[GOAL] Repeat the material exactly as it appears.

Saved entries:

>> START

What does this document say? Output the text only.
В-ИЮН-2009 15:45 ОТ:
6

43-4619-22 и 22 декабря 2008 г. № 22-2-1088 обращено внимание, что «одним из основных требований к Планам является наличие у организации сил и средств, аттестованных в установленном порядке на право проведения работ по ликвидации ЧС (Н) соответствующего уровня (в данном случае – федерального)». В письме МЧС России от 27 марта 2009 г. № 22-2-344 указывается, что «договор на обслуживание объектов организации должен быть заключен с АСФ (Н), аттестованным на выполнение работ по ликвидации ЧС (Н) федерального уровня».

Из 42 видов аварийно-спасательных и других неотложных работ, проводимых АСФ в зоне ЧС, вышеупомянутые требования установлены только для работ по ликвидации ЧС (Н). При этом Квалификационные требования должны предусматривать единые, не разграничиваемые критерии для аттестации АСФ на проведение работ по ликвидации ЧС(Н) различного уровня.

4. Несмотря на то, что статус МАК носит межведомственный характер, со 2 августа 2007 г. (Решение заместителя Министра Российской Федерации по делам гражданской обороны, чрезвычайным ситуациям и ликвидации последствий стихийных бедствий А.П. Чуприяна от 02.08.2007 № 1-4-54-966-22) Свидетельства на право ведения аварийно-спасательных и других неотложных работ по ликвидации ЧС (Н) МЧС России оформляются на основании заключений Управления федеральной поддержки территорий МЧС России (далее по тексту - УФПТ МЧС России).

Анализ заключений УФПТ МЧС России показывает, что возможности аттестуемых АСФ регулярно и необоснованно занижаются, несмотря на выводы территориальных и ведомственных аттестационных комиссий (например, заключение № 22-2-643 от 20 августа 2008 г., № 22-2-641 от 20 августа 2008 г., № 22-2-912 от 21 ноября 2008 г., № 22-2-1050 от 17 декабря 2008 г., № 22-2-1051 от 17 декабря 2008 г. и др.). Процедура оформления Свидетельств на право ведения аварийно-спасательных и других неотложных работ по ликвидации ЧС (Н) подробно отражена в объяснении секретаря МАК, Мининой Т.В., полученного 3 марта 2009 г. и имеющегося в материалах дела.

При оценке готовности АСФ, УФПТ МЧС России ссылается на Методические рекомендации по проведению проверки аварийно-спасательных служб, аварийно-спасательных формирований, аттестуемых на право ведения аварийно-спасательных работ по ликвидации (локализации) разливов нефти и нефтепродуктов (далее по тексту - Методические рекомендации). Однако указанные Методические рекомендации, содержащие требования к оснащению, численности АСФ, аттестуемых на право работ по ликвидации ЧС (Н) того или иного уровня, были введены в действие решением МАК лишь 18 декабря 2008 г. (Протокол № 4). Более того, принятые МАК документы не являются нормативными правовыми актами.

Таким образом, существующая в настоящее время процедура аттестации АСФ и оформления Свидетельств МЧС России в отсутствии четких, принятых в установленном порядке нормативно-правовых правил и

>> END

[CORRECT RESULT]
What does this document say? Output the text only.
В-ИЮН-2009 15:45 ОТ:
6

43-4619-22 и 22 декабря 2008 г. № 22-2-1088 обращено внимание, что «одним из основных требований к Планам является наличие у организации сил и средств, аттестованных в установленном порядке на право проведения работ по ликвидации ЧС (Н) соответствующего уровня (в данном случае – федерального)». В письме МЧС России от 27 марта 2009 г. № 22-2-344 указывается, что «договор на обслуживание объектов организации должен быть заключен с АСФ (Н), аттестованным на выполнение работ по ликвидации ЧС (Н) федерального уровня».

Из 42 видов аварийно-спасательных и других неотложных работ, проводимых АСФ в зоне ЧС, вышеупомянутые требования установлены только для работ по ликвидации ЧС (Н). При этом Квалификационные требования должны предусматривать единые, не разграничиваемые критерии для аттестации АСФ на проведение работ по ликвидации ЧС(Н) различного уровня.

4. Несмотря на то, что статус МАК носит межведомственный характер, со 2 августа 2007 г. (Решение заместителя Министра Российской Федерации по делам гражданской обороны, чрезвычайным ситуациям и ликвидации последствий стихийных бедствий А.П. Чуприяна от 02.08.2007 № 1-4-54-966-22) Свидетельства на право ведения аварийно-спасательных и других неотложных работ по ликвидации ЧС (Н) МЧС России оформляются на основании заключений Управления федеральной поддержки территорий МЧС России (далее по тексту - УФПТ МЧС России).

Анализ заключений УФПТ МЧС России показывает, что возможности аттестуемых АСФ регулярно и необоснованно занижаются, несмотря на выводы территориальных и ведомственных аттестационных комиссий (например, заключение № 22-2-643 от 20 августа 2008 г., № 22-2-641 от 20 августа 2008 г., № 22-2-912 от 21 ноября 2008 г., № 22-2-1050 от 17 декабря 2008 г., № 22-2-1051 от 17 декабря 2008 г. и др.). Процедура оформления Свидетельств на право ведения аварийно-спасательных и других неотложных работ по ликвидации ЧС (Н) подробно отражена в объяснении секретаря МАК, Мининой Т.В., полученного 3 марта 2009 г. и имеющегося в материалах дела.

При оценке готовности АСФ, УФПТ МЧС России ссылается на Методические рекомендации по проведению проверки аварийно-спасательных служб, аварийно-спасательных формирований, аттестуемых на право ведения аварийно-спасательных работ по ликвидации (локализации) разливов нефти и нефтепродуктов (далее по тексту - Методические рекомендации). Однако указанные Методические рекомендации, содержащие требования к оснащению, численности АСФ, аттестуемых на право работ по ликвидации ЧС (Н) того или иного уровня, были введены в действие решением МАК лишь 18 декабря 2008 г. (Протокол № 4). Более того, принятые МАК документы не являются нормативными правовыми актами.

Таким образом, существующая в настоящее время процедура аттестации АСФ и оформления Свидетельств МЧС России в отсутствии четких, принятых в установленном порядке нормативно-правовых правил и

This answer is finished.